Aim of the exercise: Will you quote all of the entries, word for word?

Data rows:
• • •

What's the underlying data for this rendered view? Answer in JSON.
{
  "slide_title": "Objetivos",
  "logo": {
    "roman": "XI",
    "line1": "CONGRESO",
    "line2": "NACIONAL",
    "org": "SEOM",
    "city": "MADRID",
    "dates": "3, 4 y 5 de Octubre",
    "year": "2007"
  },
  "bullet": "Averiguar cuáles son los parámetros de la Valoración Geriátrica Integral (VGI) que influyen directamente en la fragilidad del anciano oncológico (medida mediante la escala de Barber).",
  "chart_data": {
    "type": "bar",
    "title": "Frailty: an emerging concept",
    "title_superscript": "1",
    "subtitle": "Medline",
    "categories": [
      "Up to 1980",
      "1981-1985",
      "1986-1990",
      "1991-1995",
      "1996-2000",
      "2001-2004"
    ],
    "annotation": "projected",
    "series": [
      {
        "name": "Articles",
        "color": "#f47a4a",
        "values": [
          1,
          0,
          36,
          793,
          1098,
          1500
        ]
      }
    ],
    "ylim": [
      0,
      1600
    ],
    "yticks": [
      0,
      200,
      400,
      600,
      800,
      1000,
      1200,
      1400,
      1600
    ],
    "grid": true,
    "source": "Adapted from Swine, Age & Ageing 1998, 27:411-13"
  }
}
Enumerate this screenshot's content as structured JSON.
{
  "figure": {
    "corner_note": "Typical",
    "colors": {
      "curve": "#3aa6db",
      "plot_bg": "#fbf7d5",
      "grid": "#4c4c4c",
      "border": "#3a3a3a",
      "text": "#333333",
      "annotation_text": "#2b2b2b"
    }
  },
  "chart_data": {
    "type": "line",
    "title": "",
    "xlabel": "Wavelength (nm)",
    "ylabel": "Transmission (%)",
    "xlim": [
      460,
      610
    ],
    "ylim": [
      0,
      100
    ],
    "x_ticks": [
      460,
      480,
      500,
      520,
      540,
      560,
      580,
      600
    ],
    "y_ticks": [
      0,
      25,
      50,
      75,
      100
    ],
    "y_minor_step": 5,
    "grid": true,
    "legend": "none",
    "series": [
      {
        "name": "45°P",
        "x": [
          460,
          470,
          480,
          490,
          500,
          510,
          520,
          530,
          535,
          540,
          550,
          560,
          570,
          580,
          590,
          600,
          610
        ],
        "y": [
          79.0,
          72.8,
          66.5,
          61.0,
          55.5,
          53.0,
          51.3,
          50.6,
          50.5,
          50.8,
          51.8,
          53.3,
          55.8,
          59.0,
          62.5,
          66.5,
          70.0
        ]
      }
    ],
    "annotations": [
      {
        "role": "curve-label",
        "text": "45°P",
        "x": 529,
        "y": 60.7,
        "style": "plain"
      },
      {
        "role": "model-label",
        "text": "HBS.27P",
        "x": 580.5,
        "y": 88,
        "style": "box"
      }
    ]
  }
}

• • •

Answer to this task:
What's the underlying data for this rendered view? Answer in JSON.
{
  "slide_title": "Objetivos",
  "logo": {
    "roman": "XI",
    "line1": "CONGRESO",
    "line2": "NACIONAL",
    "org": "SEOM",
    "city": "MADRID",
    "dates": "3, 4 y 5 de Octubre",
    "year": "2007"
  },
  "bullet": "Averiguar cuáles son los parámetros de la Valoración Geriátrica Integral (VGI) que influyen directamente en la fragilidad del anciano oncológico (medida mediante la escala de Barber).",
  "chart_data": {
    "type": "bar",
    "title": "Frailty: an emerging concept",
    "title_superscript": "1",
    "subtitle": "Medline",
    "categories": [
      "Up to 1980",
      "1981-1985",
      "1986-1990",
      "1991-1995",
      "1996-2000",
      "2001-2004"
    ],
    "annotation": "projected",
    "series": [
      {
        "name": "Articles",
        "color": "#f47a4a",
        "values": [
          1,
          0,
          36,
          793,
          1098,
          1500
        ]
      }
    ],
    "ylim": [
      0,
      1600
    ],
    "yticks": [
      0,
      200,
      400,
      600,
      800,
      1000,
      1200,
      1400,
      1600
    ],
    "grid": true,
    "source": "Adapted from Swine, Age & Ageing 1998, 27:411-13"
  }
}
Enumerate this screenshot's content as structured JSON.
{
  "figure": {
    "corner_note": "Typical",
    "colors": {
      "curve": "#3aa6db",
      "plot_bg": "#fbf7d5",
      "grid": "#4c4c4c",
      "border": "#3a3a3a",
      "text": "#333333",
      "annotation_text": "#2b2b2b"
    }
  },
  "chart_data": {
    "type": "line",
    "title": "",
    "xlabel": "Wavelength (nm)",
    "ylabel": "Transmission (%)",
    "xlim": [
      460,
      610
    ],
    "ylim": [
      0,
      100
    ],
    "x_ticks": [
      460,
      480,
      500,
      520,
      540,
      560,
      580,
      600
    ],
    "y_ticks": [
      0,
      25,
      50,
      75,
      100
    ],
    "y_minor_step": 5,
    "grid": true,
    "legend": "none",
    "series": [
      {
        "name": "45°P",
        "x": [
          460,
          470,
          480,
          490,
          500,
          510,
          520,
          530,
          535,
          540,
          550,
          560,
          570,
          580,
          590,
          600,
          610
        ],
        "y": [
          79.0,
          72.8,
          66.5,
          61.0,
          55.5,
          53.0,
          51.3,
          50.6,
          50.5,
          50.8,
          51.8,
          53.3,
          55.8,
          59.0,
          62.5,
          66.5,
          70.0
        ]
      }
    ],
    "annotations": [
      {
        "role": "curve-label",
        "text": "45°P",
        "x": 529,
        "y": 60.7,
        "style": "plain"
      },
      {
        "role": "model-label",
        "text": "HBS.27P",
        "x": 580.5,
        "y": 88,
        "style": "box"
      }
    ]
  }
}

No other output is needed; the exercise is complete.